§ **SHORT TASK**: Write out the records as a numbered list, starting at the line that contains "List all visible" and ending at the line that contains "off-button-description: Het lampje", with both lines included and blank lines omitted.

--------------------

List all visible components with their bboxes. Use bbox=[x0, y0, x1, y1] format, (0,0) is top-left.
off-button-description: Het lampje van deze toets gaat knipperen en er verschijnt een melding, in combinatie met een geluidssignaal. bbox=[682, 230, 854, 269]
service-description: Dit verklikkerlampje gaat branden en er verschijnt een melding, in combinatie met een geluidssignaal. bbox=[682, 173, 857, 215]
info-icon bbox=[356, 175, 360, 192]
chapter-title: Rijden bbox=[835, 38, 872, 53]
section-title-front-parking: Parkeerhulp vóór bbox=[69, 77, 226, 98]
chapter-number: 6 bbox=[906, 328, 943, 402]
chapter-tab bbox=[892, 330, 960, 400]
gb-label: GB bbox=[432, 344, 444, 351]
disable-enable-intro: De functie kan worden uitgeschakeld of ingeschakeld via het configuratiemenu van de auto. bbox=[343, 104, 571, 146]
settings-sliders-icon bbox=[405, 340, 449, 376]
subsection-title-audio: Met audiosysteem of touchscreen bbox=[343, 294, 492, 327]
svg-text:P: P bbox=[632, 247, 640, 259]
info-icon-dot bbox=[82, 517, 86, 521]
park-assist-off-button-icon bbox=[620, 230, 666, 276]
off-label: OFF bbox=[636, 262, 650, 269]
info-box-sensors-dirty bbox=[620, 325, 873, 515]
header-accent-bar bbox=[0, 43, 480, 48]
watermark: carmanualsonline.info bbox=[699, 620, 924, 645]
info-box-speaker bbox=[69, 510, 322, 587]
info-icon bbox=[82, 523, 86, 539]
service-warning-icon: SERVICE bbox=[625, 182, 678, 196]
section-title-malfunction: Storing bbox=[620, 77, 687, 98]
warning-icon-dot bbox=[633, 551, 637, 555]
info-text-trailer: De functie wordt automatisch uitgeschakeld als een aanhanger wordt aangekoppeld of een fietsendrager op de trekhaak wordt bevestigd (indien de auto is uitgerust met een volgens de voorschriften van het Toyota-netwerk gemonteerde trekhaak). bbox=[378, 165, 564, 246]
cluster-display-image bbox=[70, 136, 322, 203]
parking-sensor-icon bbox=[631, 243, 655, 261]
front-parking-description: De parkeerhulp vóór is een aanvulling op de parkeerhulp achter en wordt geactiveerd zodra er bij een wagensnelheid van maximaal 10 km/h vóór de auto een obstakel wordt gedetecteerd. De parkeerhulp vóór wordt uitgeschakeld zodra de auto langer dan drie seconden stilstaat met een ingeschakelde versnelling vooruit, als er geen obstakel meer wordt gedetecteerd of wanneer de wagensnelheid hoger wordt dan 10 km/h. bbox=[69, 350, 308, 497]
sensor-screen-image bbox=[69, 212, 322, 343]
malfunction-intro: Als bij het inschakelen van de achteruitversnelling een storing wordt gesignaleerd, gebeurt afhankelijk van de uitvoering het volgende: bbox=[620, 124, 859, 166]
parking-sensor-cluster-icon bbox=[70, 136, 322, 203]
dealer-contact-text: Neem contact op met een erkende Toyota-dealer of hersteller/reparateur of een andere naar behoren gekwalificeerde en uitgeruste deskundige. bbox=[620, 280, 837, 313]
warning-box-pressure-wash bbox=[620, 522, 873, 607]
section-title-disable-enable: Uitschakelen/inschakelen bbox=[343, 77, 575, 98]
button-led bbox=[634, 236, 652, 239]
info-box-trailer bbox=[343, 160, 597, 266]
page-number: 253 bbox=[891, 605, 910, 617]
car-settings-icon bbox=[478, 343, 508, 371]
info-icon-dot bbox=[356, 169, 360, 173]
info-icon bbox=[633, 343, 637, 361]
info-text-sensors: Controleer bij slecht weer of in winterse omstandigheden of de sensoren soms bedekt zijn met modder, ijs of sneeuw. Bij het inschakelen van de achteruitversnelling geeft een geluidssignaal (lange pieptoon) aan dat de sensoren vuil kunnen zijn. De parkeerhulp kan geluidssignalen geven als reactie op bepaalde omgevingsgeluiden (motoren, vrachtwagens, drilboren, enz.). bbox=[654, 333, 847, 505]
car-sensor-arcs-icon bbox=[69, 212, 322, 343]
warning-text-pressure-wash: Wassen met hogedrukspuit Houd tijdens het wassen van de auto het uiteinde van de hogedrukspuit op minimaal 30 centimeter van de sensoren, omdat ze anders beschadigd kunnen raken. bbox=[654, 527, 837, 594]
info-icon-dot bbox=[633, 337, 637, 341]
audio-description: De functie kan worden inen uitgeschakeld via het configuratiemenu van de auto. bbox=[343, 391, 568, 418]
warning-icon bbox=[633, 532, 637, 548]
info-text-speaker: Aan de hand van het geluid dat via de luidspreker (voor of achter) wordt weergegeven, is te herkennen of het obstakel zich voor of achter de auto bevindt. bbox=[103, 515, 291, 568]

--------------------

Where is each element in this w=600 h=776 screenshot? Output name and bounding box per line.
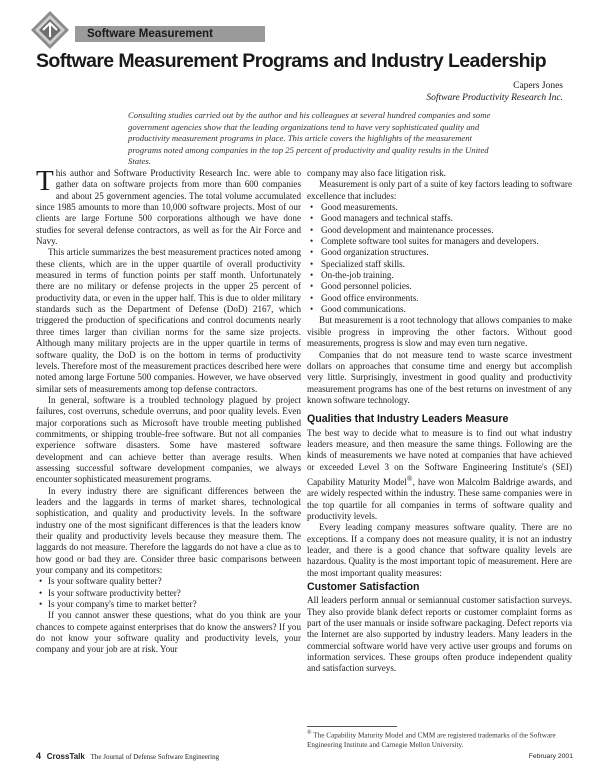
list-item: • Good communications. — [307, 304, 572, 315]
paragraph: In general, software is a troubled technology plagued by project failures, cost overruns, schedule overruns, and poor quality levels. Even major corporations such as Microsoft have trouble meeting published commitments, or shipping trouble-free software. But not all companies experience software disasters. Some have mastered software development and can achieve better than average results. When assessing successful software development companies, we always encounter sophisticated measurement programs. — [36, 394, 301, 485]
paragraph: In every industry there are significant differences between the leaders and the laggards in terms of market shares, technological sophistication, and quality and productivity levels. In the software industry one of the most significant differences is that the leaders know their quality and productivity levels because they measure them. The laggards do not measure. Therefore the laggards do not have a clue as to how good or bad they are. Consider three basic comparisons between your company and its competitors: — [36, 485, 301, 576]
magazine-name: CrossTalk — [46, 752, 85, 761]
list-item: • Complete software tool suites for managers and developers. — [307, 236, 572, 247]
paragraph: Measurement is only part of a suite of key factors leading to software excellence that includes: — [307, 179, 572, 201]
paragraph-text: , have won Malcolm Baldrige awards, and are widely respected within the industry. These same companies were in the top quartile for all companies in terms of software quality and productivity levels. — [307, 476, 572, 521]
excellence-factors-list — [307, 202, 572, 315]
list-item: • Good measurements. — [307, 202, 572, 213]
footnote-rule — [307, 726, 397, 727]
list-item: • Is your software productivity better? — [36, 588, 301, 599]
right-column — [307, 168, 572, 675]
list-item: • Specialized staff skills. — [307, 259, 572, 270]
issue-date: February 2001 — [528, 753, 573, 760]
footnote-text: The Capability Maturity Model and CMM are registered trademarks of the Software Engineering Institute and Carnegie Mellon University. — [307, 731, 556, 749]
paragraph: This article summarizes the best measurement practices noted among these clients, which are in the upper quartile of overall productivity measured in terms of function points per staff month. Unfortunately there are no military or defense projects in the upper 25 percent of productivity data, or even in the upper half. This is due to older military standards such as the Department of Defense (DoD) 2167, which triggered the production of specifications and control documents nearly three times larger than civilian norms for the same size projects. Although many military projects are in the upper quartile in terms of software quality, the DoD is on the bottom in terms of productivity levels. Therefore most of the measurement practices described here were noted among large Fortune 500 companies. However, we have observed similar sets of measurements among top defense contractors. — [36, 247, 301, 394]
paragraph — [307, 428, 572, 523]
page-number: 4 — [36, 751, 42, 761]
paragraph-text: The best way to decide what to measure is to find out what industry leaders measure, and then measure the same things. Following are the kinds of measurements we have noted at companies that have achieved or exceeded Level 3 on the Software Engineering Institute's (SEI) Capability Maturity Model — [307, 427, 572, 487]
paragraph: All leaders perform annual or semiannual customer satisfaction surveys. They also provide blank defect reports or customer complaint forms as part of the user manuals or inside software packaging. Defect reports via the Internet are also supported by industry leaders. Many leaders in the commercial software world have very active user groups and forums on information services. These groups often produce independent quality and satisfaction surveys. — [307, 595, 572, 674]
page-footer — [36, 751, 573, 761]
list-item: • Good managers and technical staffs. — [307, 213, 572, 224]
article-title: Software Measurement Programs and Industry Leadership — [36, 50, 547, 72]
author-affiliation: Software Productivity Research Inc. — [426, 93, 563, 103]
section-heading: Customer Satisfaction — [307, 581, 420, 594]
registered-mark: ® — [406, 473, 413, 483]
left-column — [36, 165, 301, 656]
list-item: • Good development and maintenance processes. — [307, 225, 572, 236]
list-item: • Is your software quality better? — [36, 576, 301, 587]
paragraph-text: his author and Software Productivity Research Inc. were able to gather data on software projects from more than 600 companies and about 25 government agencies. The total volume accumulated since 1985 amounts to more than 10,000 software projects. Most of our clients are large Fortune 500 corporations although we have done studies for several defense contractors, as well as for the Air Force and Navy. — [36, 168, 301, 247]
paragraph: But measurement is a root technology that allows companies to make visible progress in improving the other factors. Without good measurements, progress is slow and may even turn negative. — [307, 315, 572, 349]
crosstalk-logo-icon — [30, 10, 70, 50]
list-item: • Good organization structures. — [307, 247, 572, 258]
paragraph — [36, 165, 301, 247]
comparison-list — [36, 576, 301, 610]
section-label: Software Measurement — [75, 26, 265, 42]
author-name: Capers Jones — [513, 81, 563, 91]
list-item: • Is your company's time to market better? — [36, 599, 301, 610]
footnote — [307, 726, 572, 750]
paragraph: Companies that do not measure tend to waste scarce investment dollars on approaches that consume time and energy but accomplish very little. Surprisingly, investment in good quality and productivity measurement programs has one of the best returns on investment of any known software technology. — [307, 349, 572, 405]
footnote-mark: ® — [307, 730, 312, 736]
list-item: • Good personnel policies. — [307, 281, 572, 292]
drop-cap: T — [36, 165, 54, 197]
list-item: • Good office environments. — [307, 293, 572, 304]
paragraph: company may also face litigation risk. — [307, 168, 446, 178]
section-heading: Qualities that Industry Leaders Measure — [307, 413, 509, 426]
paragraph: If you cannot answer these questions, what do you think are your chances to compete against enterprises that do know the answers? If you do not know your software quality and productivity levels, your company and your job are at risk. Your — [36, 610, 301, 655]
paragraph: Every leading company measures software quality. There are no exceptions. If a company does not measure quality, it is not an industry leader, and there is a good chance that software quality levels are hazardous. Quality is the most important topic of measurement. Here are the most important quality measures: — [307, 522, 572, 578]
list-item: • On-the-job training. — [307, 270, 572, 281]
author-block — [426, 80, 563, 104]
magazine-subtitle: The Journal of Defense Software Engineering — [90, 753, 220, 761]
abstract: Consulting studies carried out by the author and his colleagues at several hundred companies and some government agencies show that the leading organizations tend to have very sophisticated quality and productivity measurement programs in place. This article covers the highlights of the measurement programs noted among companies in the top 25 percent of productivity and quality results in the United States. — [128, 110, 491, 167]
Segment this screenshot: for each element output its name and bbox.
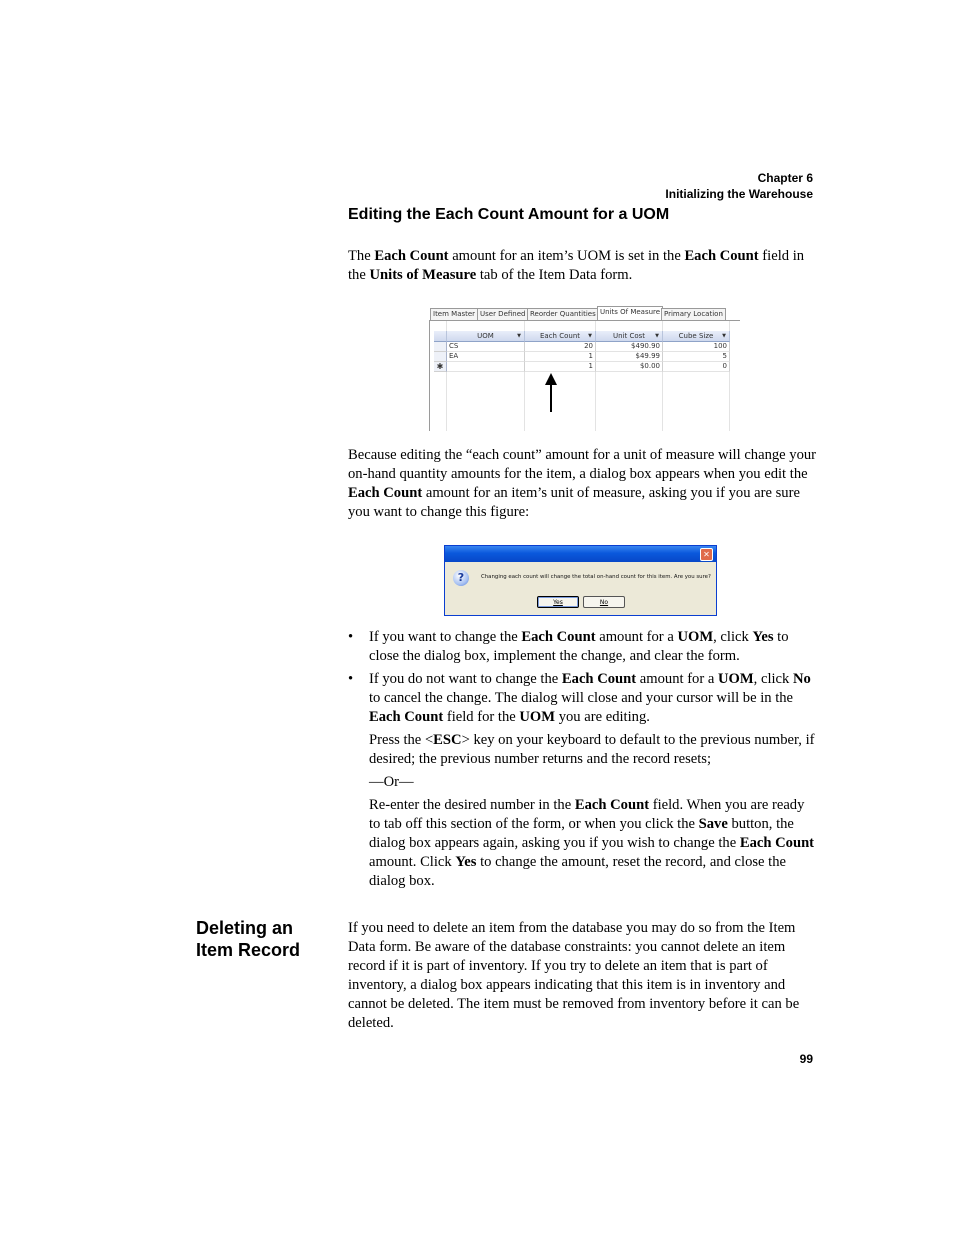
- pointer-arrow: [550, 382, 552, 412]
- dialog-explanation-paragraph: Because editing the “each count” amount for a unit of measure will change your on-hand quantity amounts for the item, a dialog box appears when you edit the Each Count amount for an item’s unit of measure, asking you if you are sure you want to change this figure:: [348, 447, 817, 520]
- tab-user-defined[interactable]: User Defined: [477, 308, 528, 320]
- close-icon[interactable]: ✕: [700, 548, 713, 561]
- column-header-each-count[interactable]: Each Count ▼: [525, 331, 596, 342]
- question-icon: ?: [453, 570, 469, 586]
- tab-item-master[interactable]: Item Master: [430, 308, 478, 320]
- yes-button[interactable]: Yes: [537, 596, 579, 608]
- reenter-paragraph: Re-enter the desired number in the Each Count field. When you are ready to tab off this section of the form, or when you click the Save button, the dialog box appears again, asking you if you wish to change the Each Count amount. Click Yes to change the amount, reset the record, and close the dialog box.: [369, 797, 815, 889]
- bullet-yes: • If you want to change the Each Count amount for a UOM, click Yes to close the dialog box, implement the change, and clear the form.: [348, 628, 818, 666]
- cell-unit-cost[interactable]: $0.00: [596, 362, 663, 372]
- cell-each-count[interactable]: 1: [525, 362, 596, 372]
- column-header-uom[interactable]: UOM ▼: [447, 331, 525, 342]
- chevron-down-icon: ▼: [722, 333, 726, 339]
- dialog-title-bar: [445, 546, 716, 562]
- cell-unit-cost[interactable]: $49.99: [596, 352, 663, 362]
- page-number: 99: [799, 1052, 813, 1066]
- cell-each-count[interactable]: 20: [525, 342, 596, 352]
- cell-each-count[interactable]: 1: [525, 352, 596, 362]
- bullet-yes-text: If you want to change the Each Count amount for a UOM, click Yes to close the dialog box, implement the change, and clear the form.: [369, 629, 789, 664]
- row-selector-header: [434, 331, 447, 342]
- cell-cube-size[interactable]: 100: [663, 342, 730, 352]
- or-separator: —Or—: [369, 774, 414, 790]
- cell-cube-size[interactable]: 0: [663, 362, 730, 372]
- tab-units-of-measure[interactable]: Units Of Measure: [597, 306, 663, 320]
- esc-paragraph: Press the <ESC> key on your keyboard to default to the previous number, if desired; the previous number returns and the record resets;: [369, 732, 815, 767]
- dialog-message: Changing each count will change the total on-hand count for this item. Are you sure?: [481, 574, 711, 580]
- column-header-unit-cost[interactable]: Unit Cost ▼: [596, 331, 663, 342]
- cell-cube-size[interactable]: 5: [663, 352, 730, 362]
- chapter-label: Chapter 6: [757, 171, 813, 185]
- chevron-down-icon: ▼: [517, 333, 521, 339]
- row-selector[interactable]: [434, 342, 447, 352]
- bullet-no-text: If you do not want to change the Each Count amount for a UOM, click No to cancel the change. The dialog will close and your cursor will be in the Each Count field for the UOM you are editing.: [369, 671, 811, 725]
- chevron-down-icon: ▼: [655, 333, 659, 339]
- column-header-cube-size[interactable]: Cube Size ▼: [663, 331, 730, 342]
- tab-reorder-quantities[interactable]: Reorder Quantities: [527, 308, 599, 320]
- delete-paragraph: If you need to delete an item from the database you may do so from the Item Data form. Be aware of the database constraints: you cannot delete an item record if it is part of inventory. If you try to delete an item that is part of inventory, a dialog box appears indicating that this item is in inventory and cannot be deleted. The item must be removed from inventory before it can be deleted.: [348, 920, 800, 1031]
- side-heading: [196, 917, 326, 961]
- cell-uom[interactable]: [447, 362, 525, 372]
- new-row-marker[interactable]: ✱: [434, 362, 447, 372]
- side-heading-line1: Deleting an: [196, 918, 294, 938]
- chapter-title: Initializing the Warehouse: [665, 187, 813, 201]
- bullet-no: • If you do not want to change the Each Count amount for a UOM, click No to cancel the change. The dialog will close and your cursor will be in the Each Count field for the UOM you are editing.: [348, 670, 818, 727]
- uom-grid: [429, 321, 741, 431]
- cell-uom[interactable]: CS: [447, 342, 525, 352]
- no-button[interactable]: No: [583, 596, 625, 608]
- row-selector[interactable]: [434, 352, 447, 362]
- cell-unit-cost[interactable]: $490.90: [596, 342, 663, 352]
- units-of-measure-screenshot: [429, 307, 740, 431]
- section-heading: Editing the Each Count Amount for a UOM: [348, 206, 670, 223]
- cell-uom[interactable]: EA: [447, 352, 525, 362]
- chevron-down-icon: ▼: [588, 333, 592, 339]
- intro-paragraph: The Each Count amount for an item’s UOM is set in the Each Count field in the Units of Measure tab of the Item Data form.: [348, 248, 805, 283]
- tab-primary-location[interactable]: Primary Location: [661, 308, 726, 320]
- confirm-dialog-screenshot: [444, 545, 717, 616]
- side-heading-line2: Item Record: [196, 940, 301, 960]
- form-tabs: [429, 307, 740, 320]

--------------------

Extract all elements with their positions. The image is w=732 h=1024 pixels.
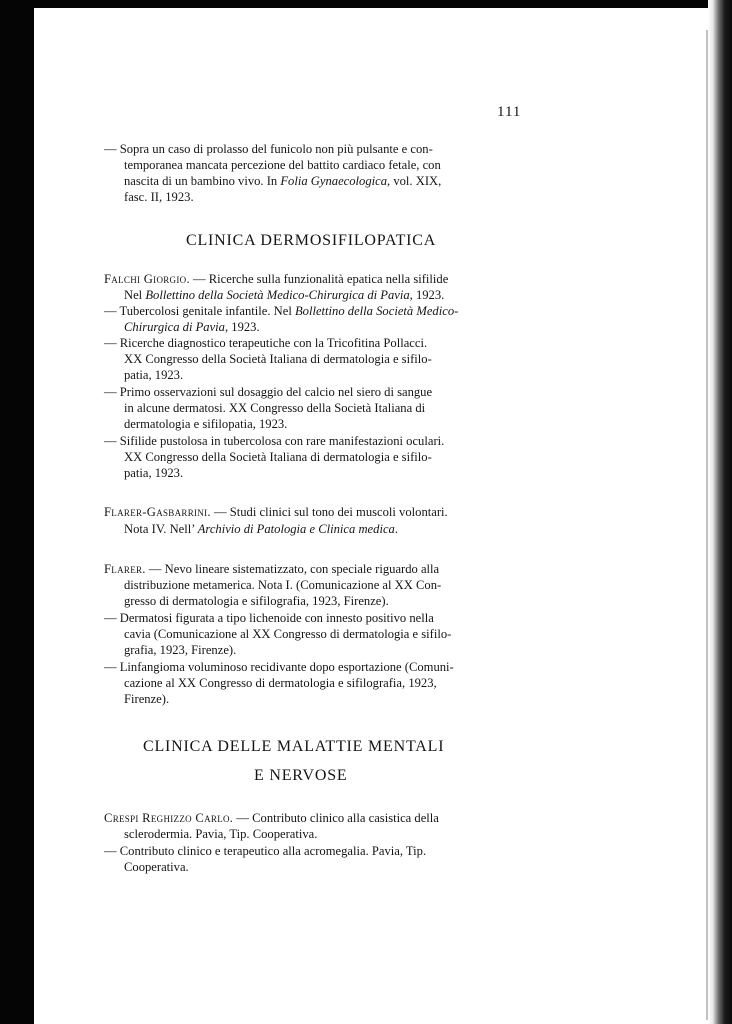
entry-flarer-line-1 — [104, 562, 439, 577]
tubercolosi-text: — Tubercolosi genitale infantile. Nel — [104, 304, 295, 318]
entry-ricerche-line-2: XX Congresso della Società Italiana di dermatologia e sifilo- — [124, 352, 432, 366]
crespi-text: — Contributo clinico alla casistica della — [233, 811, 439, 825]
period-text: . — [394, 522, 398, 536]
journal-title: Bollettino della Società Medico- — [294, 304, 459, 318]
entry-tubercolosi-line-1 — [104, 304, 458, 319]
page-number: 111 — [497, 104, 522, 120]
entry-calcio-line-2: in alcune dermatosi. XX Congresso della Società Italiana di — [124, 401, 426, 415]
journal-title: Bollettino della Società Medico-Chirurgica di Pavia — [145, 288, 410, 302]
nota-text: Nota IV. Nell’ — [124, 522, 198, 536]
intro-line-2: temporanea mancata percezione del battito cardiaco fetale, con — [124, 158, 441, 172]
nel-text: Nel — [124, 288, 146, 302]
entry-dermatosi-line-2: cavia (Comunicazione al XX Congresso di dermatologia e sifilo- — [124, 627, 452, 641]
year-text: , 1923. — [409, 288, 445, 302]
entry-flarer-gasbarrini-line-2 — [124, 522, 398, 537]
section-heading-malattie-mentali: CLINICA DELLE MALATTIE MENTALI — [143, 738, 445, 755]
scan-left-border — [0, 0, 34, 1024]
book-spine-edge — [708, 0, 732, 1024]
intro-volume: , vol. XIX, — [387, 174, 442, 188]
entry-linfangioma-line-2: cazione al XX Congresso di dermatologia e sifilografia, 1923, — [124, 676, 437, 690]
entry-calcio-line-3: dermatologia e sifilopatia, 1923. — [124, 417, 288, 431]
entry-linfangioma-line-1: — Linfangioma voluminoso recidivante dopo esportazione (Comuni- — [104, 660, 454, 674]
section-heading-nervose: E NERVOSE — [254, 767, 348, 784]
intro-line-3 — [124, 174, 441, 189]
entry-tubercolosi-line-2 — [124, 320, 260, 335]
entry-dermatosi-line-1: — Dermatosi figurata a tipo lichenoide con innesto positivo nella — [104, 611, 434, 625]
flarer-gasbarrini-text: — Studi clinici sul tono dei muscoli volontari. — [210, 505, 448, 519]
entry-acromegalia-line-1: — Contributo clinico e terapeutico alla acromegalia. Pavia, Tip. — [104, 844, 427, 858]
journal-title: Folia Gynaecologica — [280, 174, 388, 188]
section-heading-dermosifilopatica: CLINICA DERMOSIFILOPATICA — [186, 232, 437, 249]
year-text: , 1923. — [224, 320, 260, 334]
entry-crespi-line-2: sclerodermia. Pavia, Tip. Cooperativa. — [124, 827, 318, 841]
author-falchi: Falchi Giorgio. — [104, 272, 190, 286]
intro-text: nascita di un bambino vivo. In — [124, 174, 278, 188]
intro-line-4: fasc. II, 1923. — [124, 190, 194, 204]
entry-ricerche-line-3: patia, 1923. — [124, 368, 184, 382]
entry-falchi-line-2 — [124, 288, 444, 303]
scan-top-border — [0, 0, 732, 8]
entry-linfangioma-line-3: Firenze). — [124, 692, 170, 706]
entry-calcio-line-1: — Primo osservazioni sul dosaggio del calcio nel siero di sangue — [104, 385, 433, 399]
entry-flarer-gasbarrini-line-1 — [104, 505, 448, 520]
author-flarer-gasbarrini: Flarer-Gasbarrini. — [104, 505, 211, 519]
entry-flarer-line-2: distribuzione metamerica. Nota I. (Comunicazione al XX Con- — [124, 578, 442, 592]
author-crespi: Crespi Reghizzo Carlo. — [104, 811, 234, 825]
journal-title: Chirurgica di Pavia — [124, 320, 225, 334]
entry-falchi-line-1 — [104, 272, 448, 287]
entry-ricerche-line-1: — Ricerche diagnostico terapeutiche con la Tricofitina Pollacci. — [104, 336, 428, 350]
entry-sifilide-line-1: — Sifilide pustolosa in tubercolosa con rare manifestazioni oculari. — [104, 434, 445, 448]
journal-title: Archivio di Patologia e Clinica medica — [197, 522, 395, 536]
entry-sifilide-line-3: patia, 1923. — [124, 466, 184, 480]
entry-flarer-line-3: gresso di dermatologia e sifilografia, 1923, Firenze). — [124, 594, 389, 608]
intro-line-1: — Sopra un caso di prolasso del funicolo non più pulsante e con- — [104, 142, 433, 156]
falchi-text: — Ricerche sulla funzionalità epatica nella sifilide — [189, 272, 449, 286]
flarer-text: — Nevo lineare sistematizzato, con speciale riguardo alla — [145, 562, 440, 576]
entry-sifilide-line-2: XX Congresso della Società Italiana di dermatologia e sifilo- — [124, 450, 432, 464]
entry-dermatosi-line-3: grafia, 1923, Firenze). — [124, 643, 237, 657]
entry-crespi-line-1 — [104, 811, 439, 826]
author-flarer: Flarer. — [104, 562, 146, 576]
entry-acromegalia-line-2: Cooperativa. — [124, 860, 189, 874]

--------------------

§ **TASK RESPONSE**:
1. List all visible components with their bboxes. Use bbox=[x0, y0, x1, y1] format, (0,0) is top-left.
2. off-button-description: Het lampje van deze toets gaat knipperen en er verschijnt een melding, in combinatie met een geluidssignaal. bbox=[682, 230, 854, 269]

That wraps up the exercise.